#### Material for the task:
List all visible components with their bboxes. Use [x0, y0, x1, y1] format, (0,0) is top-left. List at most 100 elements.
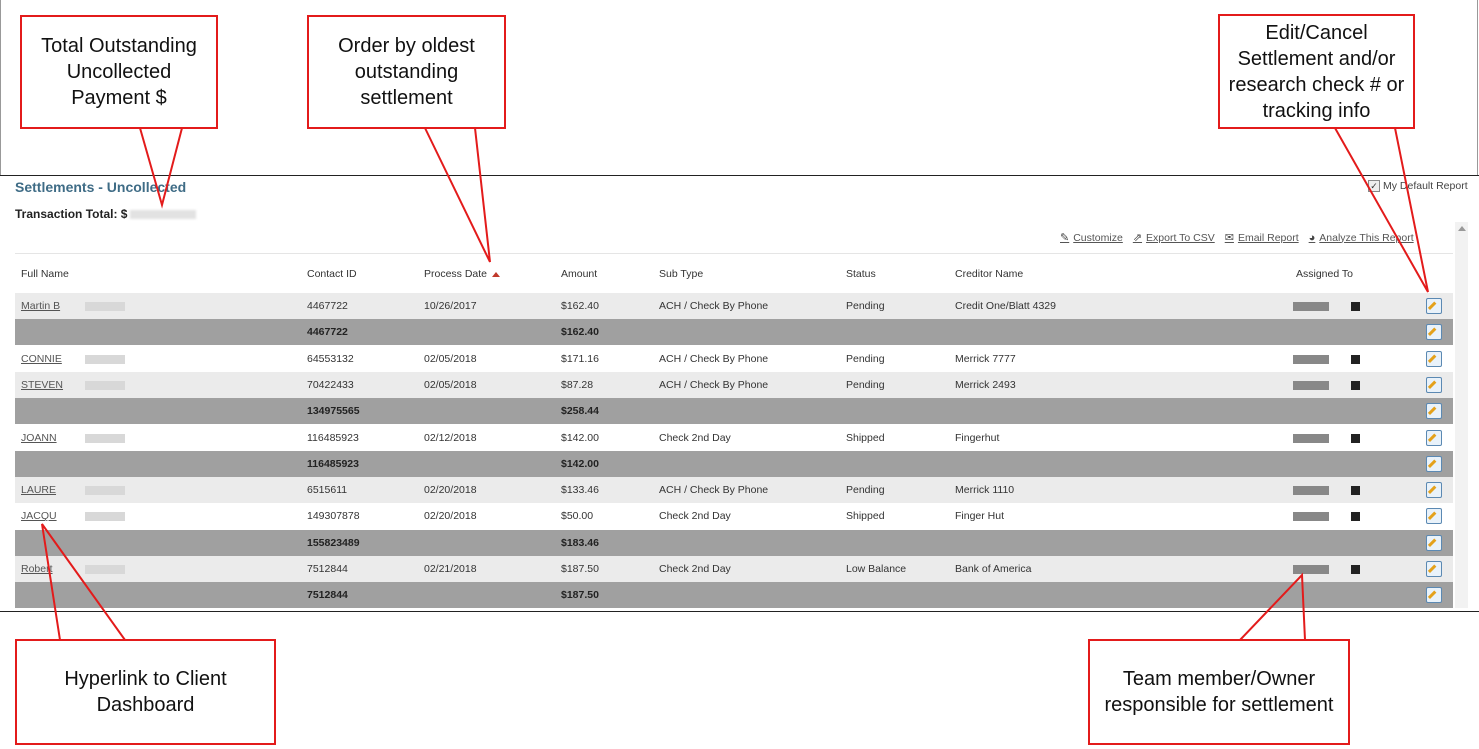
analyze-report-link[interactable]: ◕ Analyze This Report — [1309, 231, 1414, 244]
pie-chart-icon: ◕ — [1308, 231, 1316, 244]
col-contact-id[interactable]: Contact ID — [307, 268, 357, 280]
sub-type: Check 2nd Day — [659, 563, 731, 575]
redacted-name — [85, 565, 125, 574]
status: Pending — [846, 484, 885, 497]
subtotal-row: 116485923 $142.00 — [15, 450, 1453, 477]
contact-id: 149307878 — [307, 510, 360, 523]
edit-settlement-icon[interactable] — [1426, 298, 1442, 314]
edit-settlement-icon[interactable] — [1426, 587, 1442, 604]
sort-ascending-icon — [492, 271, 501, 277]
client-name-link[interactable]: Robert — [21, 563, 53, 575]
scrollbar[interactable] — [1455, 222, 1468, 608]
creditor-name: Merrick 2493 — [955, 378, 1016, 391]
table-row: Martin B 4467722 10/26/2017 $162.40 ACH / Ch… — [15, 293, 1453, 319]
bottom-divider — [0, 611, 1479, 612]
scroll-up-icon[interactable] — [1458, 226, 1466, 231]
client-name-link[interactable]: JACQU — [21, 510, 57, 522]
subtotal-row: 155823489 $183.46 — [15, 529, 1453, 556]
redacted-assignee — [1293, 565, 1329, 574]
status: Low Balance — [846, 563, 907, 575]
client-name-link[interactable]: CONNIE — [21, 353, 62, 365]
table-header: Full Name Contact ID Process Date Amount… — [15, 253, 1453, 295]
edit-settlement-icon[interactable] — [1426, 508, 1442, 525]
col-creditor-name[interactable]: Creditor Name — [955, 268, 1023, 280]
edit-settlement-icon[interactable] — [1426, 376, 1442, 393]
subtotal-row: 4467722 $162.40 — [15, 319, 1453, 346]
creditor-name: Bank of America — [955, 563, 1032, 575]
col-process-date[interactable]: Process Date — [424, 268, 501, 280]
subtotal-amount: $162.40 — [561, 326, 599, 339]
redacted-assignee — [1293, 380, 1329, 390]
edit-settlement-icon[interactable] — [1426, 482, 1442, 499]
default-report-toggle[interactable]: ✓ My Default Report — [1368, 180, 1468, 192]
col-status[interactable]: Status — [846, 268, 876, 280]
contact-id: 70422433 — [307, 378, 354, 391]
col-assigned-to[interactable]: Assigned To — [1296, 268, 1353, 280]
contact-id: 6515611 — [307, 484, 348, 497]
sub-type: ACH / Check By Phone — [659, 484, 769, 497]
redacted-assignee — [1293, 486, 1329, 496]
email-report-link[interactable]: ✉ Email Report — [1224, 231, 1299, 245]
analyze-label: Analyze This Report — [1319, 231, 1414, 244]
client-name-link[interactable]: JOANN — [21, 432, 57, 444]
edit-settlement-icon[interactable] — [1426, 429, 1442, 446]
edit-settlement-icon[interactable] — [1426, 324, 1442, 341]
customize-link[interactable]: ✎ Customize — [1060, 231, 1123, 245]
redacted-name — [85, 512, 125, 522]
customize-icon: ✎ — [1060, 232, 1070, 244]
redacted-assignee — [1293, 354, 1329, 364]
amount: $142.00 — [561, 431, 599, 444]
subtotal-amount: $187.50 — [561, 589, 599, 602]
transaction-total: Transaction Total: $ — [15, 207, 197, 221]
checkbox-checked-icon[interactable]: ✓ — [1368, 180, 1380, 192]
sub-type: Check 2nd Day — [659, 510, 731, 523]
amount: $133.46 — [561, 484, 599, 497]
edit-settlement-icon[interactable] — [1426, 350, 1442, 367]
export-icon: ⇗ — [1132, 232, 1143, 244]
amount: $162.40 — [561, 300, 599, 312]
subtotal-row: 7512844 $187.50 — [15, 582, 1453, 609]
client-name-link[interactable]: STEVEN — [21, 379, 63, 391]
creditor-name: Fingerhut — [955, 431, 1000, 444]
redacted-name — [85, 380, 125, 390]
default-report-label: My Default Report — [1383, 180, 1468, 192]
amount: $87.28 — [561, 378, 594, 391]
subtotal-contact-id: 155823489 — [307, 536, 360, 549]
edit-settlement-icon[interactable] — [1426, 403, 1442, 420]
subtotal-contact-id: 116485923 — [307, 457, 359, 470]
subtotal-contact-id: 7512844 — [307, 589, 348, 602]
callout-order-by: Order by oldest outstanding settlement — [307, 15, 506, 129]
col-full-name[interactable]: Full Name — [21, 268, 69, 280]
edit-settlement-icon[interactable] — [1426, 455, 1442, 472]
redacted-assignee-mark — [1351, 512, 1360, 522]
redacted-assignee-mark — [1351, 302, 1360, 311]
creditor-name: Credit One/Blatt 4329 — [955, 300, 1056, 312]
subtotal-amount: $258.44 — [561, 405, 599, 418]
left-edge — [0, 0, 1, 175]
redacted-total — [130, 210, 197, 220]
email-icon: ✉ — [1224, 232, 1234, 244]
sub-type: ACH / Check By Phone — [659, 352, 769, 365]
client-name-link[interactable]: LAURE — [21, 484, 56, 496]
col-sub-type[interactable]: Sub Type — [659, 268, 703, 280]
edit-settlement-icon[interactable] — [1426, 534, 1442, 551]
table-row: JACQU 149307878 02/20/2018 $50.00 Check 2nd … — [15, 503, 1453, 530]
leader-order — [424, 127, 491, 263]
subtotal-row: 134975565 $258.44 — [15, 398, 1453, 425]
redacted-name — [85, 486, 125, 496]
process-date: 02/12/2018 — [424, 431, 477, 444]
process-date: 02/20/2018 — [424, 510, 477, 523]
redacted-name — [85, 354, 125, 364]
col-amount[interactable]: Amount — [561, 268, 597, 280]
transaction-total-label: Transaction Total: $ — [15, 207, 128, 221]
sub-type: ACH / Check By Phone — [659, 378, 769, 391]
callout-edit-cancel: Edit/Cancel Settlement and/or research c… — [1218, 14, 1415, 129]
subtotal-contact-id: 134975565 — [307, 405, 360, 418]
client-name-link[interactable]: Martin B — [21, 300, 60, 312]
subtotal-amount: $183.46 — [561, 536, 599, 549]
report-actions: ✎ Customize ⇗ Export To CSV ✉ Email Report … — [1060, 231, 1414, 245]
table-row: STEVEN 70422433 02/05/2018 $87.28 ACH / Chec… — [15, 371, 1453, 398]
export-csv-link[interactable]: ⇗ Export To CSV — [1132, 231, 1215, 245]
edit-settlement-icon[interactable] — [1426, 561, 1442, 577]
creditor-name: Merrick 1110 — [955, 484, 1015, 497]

#### Exercise description:
Could you retype every line of the data above without changing anything, leaving the pictures out?

#### Task output:
List all visible components with their bboxes. Use [x0, y0, x1, y1] format, (0,0) is top-left. List at most 100 elements.
analyze-report-link[interactable]: ◕ Analyze This Report — [1309, 231, 1414, 244]
pie-chart-icon: ◕ — [1308, 231, 1316, 244]
col-contact-id[interactable]: Contact ID — [307, 268, 357, 280]
sub-type: Check 2nd Day — [659, 563, 731, 575]
redacted-name — [85, 565, 125, 574]
status: Pending — [846, 484, 885, 497]
subtotal-row: 116485923 $142.00 — [15, 450, 1453, 477]
contact-id: 149307878 — [307, 510, 360, 523]
edit-settlement-icon[interactable] — [1426, 298, 1442, 314]
edit-settlement-icon[interactable] — [1426, 587, 1442, 604]
sort-ascending-icon — [492, 271, 501, 277]
client-name-link[interactable]: Robert — [21, 563, 53, 575]
scrollbar[interactable] — [1455, 222, 1468, 608]
creditor-name: Merrick 2493 — [955, 378, 1016, 391]
table-row: Martin B 4467722 10/26/2017 $162.40 ACH / Ch… — [15, 293, 1453, 319]
bottom-divider — [0, 611, 1479, 612]
scroll-up-icon[interactable] — [1458, 226, 1466, 231]
client-name-link[interactable]: JACQU — [21, 510, 57, 522]
subtotal-row: 155823489 $183.46 — [15, 529, 1453, 556]
redacted-assignee — [1293, 565, 1329, 574]
status: Low Balance — [846, 563, 907, 575]
client-name-link[interactable]: CONNIE — [21, 353, 62, 365]
table-header: Full Name Contact ID Process Date Amount… — [15, 253, 1453, 295]
edit-settlement-icon[interactable] — [1426, 508, 1442, 525]
col-creditor-name[interactable]: Creditor Name — [955, 268, 1023, 280]
edit-settlement-icon[interactable] — [1426, 376, 1442, 393]
subtotal-row: 4467722 $162.40 — [15, 319, 1453, 346]
creditor-name: Bank of America — [955, 563, 1032, 575]
col-process-date[interactable]: Process Date — [424, 268, 501, 280]
subtotal-amount: $162.40 — [561, 326, 599, 339]
redacted-assignee — [1293, 380, 1329, 390]
edit-settlement-icon[interactable] — [1426, 482, 1442, 499]
default-report-toggle[interactable]: ✓ My Default Report — [1368, 180, 1468, 192]
col-status[interactable]: Status — [846, 268, 876, 280]
contact-id: 70422433 — [307, 378, 354, 391]
col-assigned-to[interactable]: Assigned To — [1296, 268, 1353, 280]
contact-id: 6515611 — [307, 484, 348, 497]
sub-type: ACH / Check By Phone — [659, 484, 769, 497]
redacted-assignee — [1293, 486, 1329, 496]
email-report-link[interactable]: ✉ Email Report — [1224, 231, 1299, 245]
analyze-label: Analyze This Report — [1319, 231, 1414, 244]
client-name-link[interactable]: JOANN — [21, 432, 57, 444]
edit-settlement-icon[interactable] — [1426, 429, 1442, 446]
edit-settlement-icon[interactable] — [1426, 324, 1442, 341]
customize-link[interactable]: ✎ Customize — [1060, 231, 1123, 245]
redacted-name — [85, 512, 125, 522]
customize-icon: ✎ — [1060, 232, 1070, 244]
redacted-assignee — [1293, 354, 1329, 364]
amount: $142.00 — [561, 431, 599, 444]
subtotal-amount: $187.50 — [561, 589, 599, 602]
transaction-total: Transaction Total: $ — [15, 207, 197, 221]
checkbox-checked-icon[interactable]: ✓ — [1368, 180, 1380, 192]
sub-type: Check 2nd Day — [659, 510, 731, 523]
amount: $133.46 — [561, 484, 599, 497]
edit-settlement-icon[interactable] — [1426, 350, 1442, 367]
export-icon: ⇗ — [1132, 232, 1143, 244]
amount: $162.40 — [561, 300, 599, 312]
subtotal-row: 7512844 $187.50 — [15, 582, 1453, 609]
client-name-link[interactable]: STEVEN — [21, 379, 63, 391]
creditor-name: Fingerhut — [955, 431, 1000, 444]
redacted-name — [85, 380, 125, 390]
default-report-label: My Default Report — [1383, 180, 1468, 192]
amount: $87.28 — [561, 378, 594, 391]
subtotal-contact-id: 155823489 — [307, 536, 360, 549]
edit-settlement-icon[interactable] — [1426, 403, 1442, 420]
subtotal-contact-id: 116485923 — [307, 457, 359, 470]
subtotal-contact-id: 7512844 — [307, 589, 348, 602]
callout-order-by: Order by oldest outstanding settlement — [307, 15, 506, 129]
col-full-name[interactable]: Full Name — [21, 268, 69, 280]
edit-settlement-icon[interactable] — [1426, 455, 1442, 472]
redacted-assignee-mark — [1351, 512, 1360, 522]
redacted-assignee-mark — [1351, 302, 1360, 311]
creditor-name: Credit One/Blatt 4329 — [955, 300, 1056, 312]
subtotal-amount: $258.44 — [561, 405, 599, 418]
left-edge — [0, 0, 1, 175]
redacted-total — [130, 210, 197, 220]
email-icon: ✉ — [1224, 232, 1234, 244]
sub-type: ACH / Check By Phone — [659, 352, 769, 365]
client-name-link[interactable]: LAURE — [21, 484, 56, 496]
col-sub-type[interactable]: Sub Type — [659, 268, 703, 280]
edit-settlement-icon[interactable] — [1426, 534, 1442, 551]
table-row: JACQU 149307878 02/20/2018 $50.00 Check 2nd … — [15, 503, 1453, 530]
leader-order — [424, 127, 491, 263]
subtotal-row: 134975565 $258.44 — [15, 398, 1453, 425]
redacted-name — [85, 486, 125, 496]
process-date: 02/12/2018 — [424, 431, 477, 444]
process-date: 02/20/2018 — [424, 510, 477, 523]
redacted-name — [85, 354, 125, 364]
col-amount[interactable]: Amount — [561, 268, 597, 280]
transaction-total-label: Transaction Total: $ — [15, 207, 128, 221]
sub-type: ACH / Check By Phone — [659, 378, 769, 391]
callout-edit-cancel: Edit/Cancel Settlement and/or research c… — [1218, 14, 1415, 129]
subtotal-contact-id: 134975565 — [307, 405, 360, 418]
client-name-link[interactable]: Martin B — [21, 300, 60, 312]
subtotal-amount: $183.46 — [561, 536, 599, 549]
report-actions: ✎ Customize ⇗ Export To CSV ✉ Email Report … — [1060, 231, 1414, 245]
table-row: STEVEN 70422433 02/05/2018 $87.28 ACH / Chec… — [15, 371, 1453, 398]
export-csv-link[interactable]: ⇗ Export To CSV — [1132, 231, 1215, 245]
edit-settlement-icon[interactable] — [1426, 561, 1442, 577]
creditor-name: Merrick 1110 — [955, 484, 1015, 497]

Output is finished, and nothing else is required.